• [Exercise prompt]:
Faithfully return all lines, omitting every embedded picture.

• [Records supplied]:
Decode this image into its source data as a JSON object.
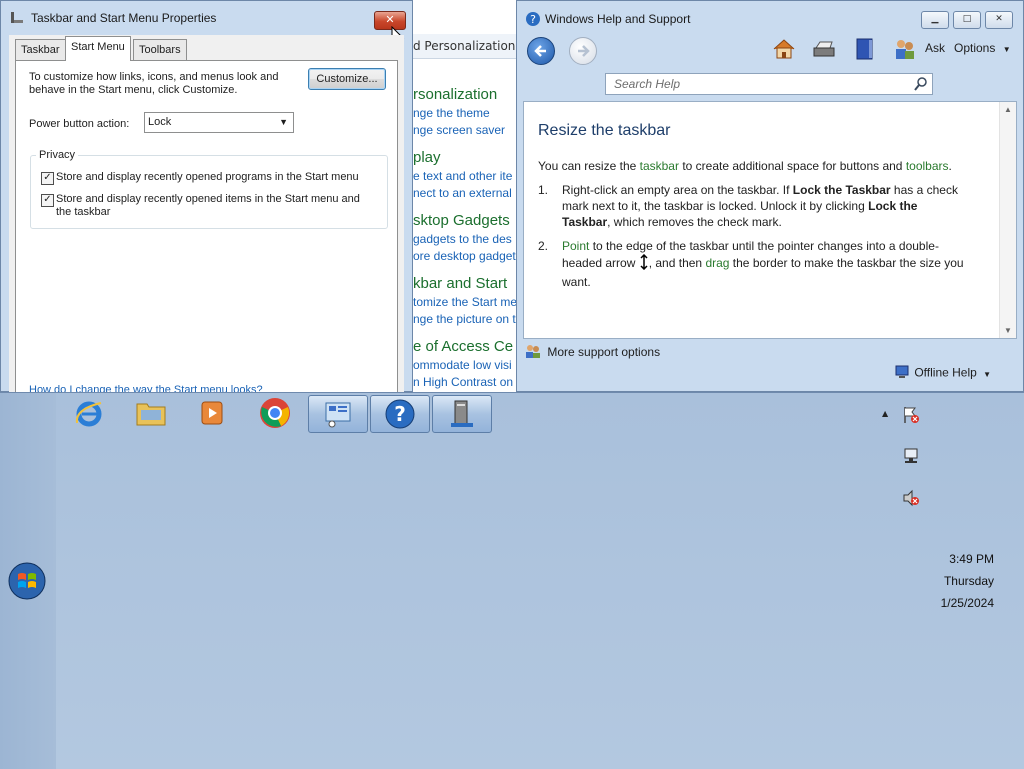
{
  "props": {
    "title": "Taskbar and Start Menu Properties",
    "close_glyph": "✕",
    "tabs": [
      "Taskbar",
      "Start Menu",
      "Toolbars"
    ],
    "intro": "To customize how links, icons, and menus look and behave in the Start menu, click Customize.",
    "customize_label": "Customize...",
    "power_label": "Power button action:",
    "power_value": "Lock",
    "privacy_label": "Privacy",
    "check1": "Store and display recently opened programs in the Start menu",
    "check2": "Store and display recently opened items in the Start menu and the taskbar",
    "help_link": "How do I change the way the Start menu looks?"
  },
  "control_panel": {
    "crumb": "d Personalization",
    "sections": [
      {
        "head": "rsonalization",
        "links": [
          "nge the theme",
          "nge screen saver"
        ]
      },
      {
        "head": "play",
        "links": [
          "e text and other ite",
          "nect to an external"
        ]
      },
      {
        "head": "sktop Gadgets",
        "links": [
          " gadgets to the des",
          "ore desktop gadget"
        ]
      },
      {
        "head": "kbar and Start",
        "links": [
          "tomize the Start me",
          "nge the picture on t"
        ]
      },
      {
        "head": "e of Access Ce",
        "links": [
          "ommodate low visi",
          "n High Contrast on"
        ]
      }
    ]
  },
  "help": {
    "title": "Windows Help and Support",
    "ask": "Ask",
    "options": "Options",
    "search_placeholder": "Search Help",
    "heading": "Resize the taskbar",
    "intro_pre": "You can resize the ",
    "intro_link1": "taskbar",
    "intro_mid": " to create additional space for buttons and ",
    "intro_link2": "toolbars",
    "intro_end": ".",
    "step1_num": "1.",
    "step1_a": "Right-click an empty area on the taskbar. If ",
    "step1_b": "Lock the Taskbar",
    "step1_c": " has a check mark next to it, the taskbar is locked. Unlock it by clicking ",
    "step1_d": "Lock the Taskbar",
    "step1_e": ", which removes the check mark.",
    "step2_num": "2.",
    "step2_link1": "Point",
    "step2_a": " to the edge of the taskbar until the pointer changes into a double-headed arrow ",
    "step2_b": ", and then ",
    "step2_link2": "drag",
    "step2_c": " the border to make the taskbar the size you want.",
    "more_support": "More support options",
    "offline_help": "Offline Help"
  },
  "clock": {
    "time": "3:49 PM",
    "day": "Thursday",
    "date": "1/25/2024"
  }
}
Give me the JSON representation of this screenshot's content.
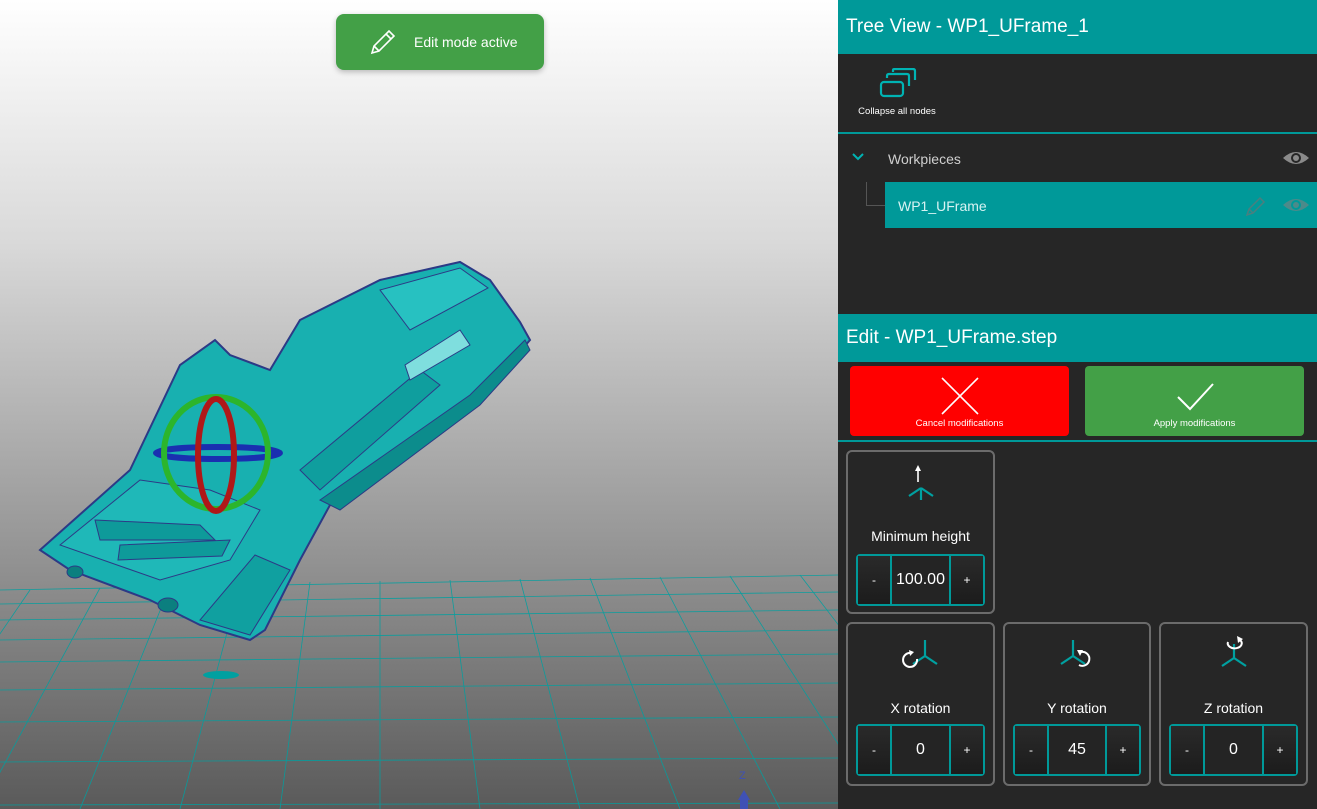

• [The completed task]:
Decode this image into its source data as a JSON object.
{
  "props": {
    "title": "Taskbar and Start Menu Properties",
    "close_glyph": "✕",
    "tabs": [
      "Taskbar",
      "Start Menu",
      "Toolbars"
    ],
    "intro": "To customize how links, icons, and menus look and behave in the Start menu, click Customize.",
    "customize_label": "Customize...",
    "power_label": "Power button action:",
    "power_value": "Lock",
    "privacy_label": "Privacy",
    "check1": "Store and display recently opened programs in the Start menu",
    "check2": "Store and display recently opened items in the Start menu and the taskbar",
    "help_link": "How do I change the way the Start menu looks?"
  },
  "control_panel": {
    "crumb": "d Personalization",
    "sections": [
      {
        "head": "rsonalization",
        "links": [
          "nge the theme",
          "nge screen saver"
        ]
      },
      {
        "head": "play",
        "links": [
          "e text and other ite",
          "nect to an external"
        ]
      },
      {
        "head": "sktop Gadgets",
        "links": [
          " gadgets to the des",
          "ore desktop gadget"
        ]
      },
      {
        "head": "kbar and Start",
        "links": [
          "tomize the Start me",
          "nge the picture on t"
        ]
      },
      {
        "head": "e of Access Ce",
        "links": [
          "ommodate low visi",
          "n High Contrast on"
        ]
      }
    ]
  },
  "help": {
    "title": "Windows Help and Support",
    "ask": "Ask",
    "options": "Options",
    "search_placeholder": "Search Help",
    "heading": "Resize the taskbar",
    "intro_pre": "You can resize the ",
    "intro_link1": "taskbar",
    "intro_mid": " to create additional space for buttons and ",
    "intro_link2": "toolbars",
    "intro_end": ".",
    "step1_num": "1.",
    "step1_a": "Right-click an empty area on the taskbar. If ",
    "step1_b": "Lock the Taskbar",
    "step1_c": " has a check mark next to it, the taskbar is locked. Unlock it by clicking ",
    "step1_d": "Lock the Taskbar",
    "step1_e": ", which removes the check mark.",
    "step2_num": "2.",
    "step2_link1": "Point",
    "step2_a": " to the edge of the taskbar until the pointer changes into a double-headed arrow ",
    "step2_b": ", and then ",
    "step2_link2": "drag",
    "step2_c": " the border to make the taskbar the size you want.",
    "more_support": "More support options",
    "offline_help": "Offline Help"
  },
  "clock": {
    "time": "3:49 PM",
    "day": "Thursday",
    "date": "1/25/2024"
  }
}
Give me the JSON representation of this screenshot's content.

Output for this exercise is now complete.